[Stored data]
▶

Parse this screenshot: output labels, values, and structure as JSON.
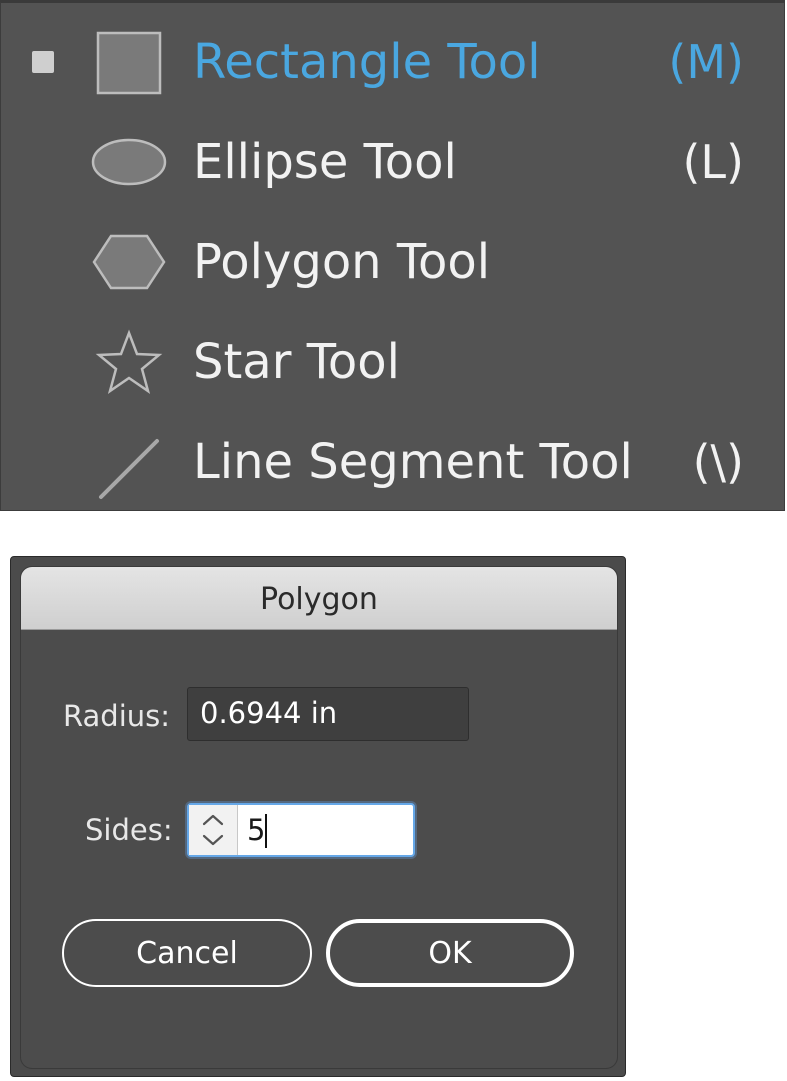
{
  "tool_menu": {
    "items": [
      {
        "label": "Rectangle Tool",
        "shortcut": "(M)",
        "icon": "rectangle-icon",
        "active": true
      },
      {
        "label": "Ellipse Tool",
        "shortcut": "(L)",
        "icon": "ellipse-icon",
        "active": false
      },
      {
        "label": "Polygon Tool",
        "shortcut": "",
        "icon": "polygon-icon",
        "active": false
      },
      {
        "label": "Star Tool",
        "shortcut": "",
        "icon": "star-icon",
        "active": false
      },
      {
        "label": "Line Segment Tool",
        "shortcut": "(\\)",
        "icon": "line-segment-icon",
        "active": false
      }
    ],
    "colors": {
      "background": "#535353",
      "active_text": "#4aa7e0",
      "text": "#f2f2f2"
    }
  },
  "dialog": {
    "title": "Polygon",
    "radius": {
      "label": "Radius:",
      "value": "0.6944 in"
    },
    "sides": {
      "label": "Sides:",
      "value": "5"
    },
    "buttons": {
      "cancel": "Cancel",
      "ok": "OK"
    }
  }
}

◀

- WHAT TO DO -
Except for the pictures, print the data above exactly.

- RESPONSE TO THE EXERCISE -
Parse this screenshot: output labels, values, and structure as JSON.
{
  "tool_menu": {
    "items": [
      {
        "label": "Rectangle Tool",
        "shortcut": "(M)",
        "icon": "rectangle-icon",
        "active": true
      },
      {
        "label": "Ellipse Tool",
        "shortcut": "(L)",
        "icon": "ellipse-icon",
        "active": false
      },
      {
        "label": "Polygon Tool",
        "shortcut": "",
        "icon": "polygon-icon",
        "active": false
      },
      {
        "label": "Star Tool",
        "shortcut": "",
        "icon": "star-icon",
        "active": false
      },
      {
        "label": "Line Segment Tool",
        "shortcut": "(\\)",
        "icon": "line-segment-icon",
        "active": false
      }
    ],
    "colors": {
      "background": "#535353",
      "active_text": "#4aa7e0",
      "text": "#f2f2f2"
    }
  },
  "dialog": {
    "title": "Polygon",
    "radius": {
      "label": "Radius:",
      "value": "0.6944 in"
    },
    "sides": {
      "label": "Sides:",
      "value": "5"
    },
    "buttons": {
      "cancel": "Cancel",
      "ok": "OK"
    }
  }
}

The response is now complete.